> **Your objective**
Identify each line below containing the string "explorer" and copy it.

> **Data for this exercise**
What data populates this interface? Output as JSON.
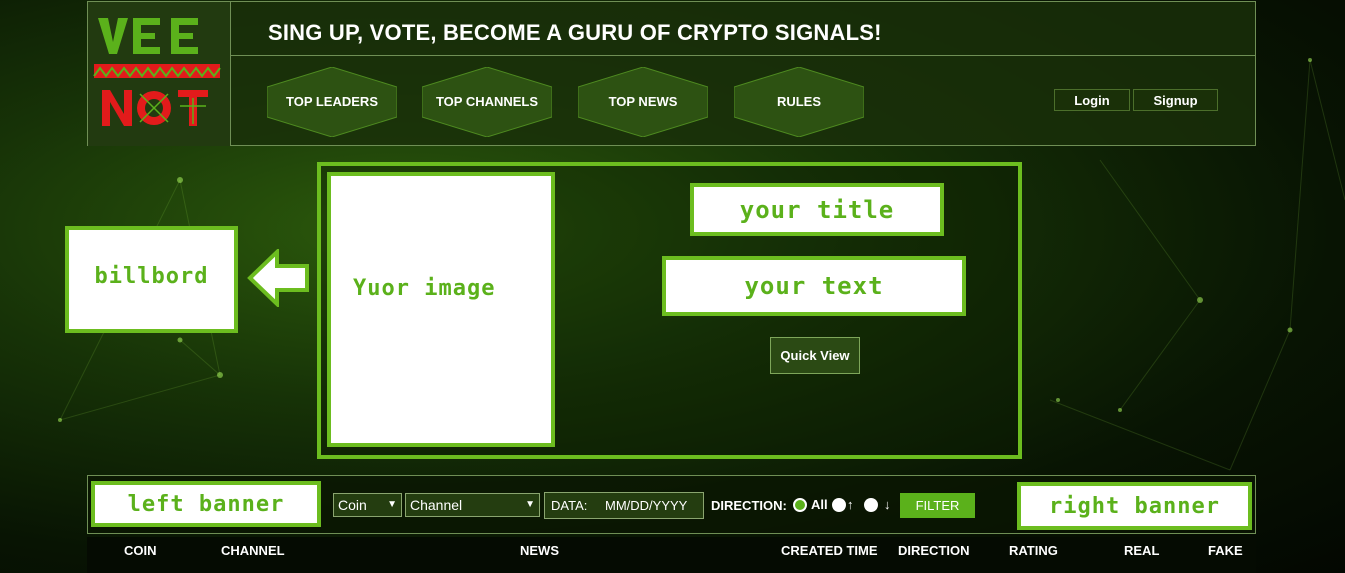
{
  "header": {
    "logo_text": "VEE NOT",
    "tagline": "SING UP, VOTE, BECOME A GURU OF CRYPTO SIGNALS!",
    "nav": [
      {
        "label": "TOP LEADERS"
      },
      {
        "label": "TOP CHANNELS"
      },
      {
        "label": "TOP NEWS"
      },
      {
        "label": "RULES"
      }
    ],
    "login_label": "Login",
    "signup_label": "Signup"
  },
  "billboard": {
    "label": "billbord"
  },
  "feature": {
    "image_label": "Yuor image",
    "title_label": "your title",
    "text_label": "your text",
    "quick_view_label": "Quick View"
  },
  "filter": {
    "left_banner": "left banner",
    "right_banner": "right banner",
    "coin_value": "Coin",
    "channel_value": "Channel",
    "data_label": "DATA:",
    "date_placeholder": "MM/DD/YYYY",
    "direction_label": "DIRECTION:",
    "all_label": "All",
    "up_glyph": "↑",
    "down_glyph": "↓",
    "filter_label": "FILTER"
  },
  "table": {
    "columns": [
      "COIN",
      "CHANNEL",
      "NEWS",
      "CREATED TIME",
      "DIRECTION",
      "RATING",
      "REAL",
      "FAKE"
    ]
  },
  "colors": {
    "accent": "#6cbd1f",
    "logo_green": "#5bb11b",
    "logo_red": "#e21b1b"
  }
}
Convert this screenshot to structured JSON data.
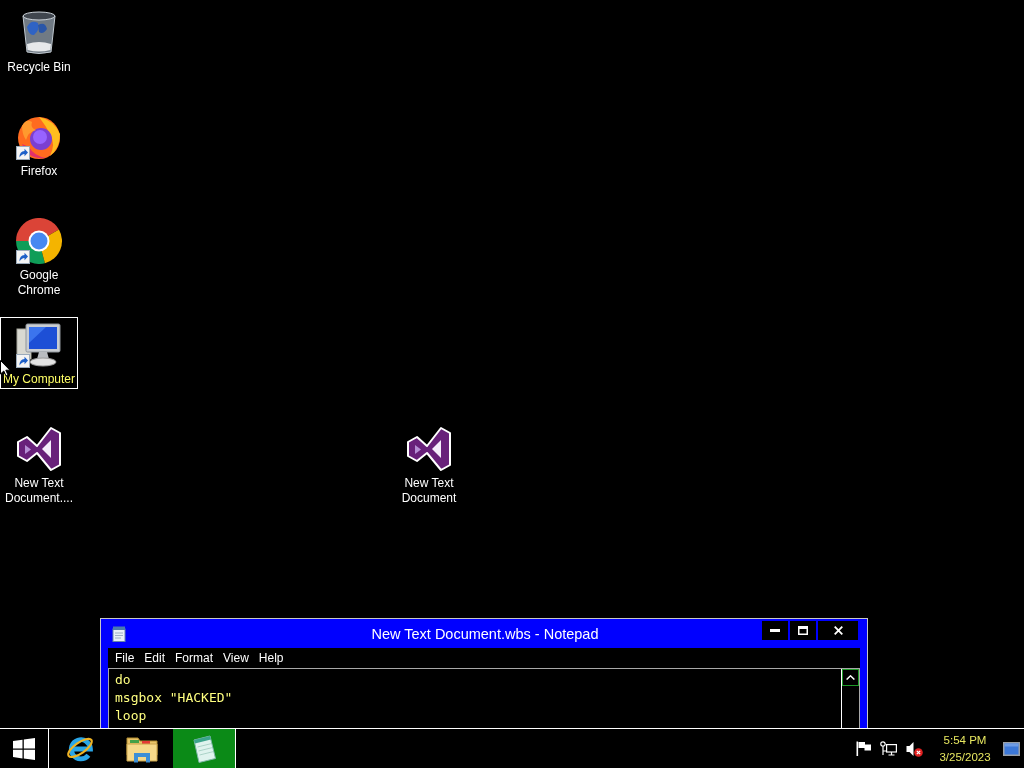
{
  "desktop": {
    "icons": [
      {
        "label": "Recycle Bin",
        "kind": "recycle-bin",
        "shortcut": false,
        "selected": false
      },
      {
        "label": "Firefox",
        "kind": "firefox",
        "shortcut": true,
        "selected": false
      },
      {
        "label": "Google Chrome",
        "kind": "chrome",
        "shortcut": true,
        "selected": false
      },
      {
        "label": "My Computer",
        "kind": "computer",
        "shortcut": true,
        "selected": true
      },
      {
        "label": "New Text Document....",
        "kind": "script",
        "shortcut": false,
        "selected": false
      },
      {
        "label": "New Text Document",
        "kind": "script",
        "shortcut": false,
        "selected": false
      }
    ]
  },
  "notepad": {
    "title": "New Text Document.wbs - Notepad",
    "menu": [
      "File",
      "Edit",
      "Format",
      "View",
      "Help"
    ],
    "lines": [
      "do",
      "msgbox \"HACKED\"",
      "loop"
    ]
  },
  "taskbar": {
    "apps": [
      {
        "kind": "internet-explorer",
        "selected": false
      },
      {
        "kind": "file-explorer",
        "selected": false
      },
      {
        "kind": "notepad",
        "selected": true
      }
    ],
    "tray": [
      {
        "kind": "flag"
      },
      {
        "kind": "network"
      }
    ],
    "volume": {
      "muted": true
    },
    "clock": {
      "time": "5:54 PM",
      "date": "3/25/2023"
    }
  }
}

> **Finished task**
        "kind": "internet-explorer",
        "kind": "file-explorer",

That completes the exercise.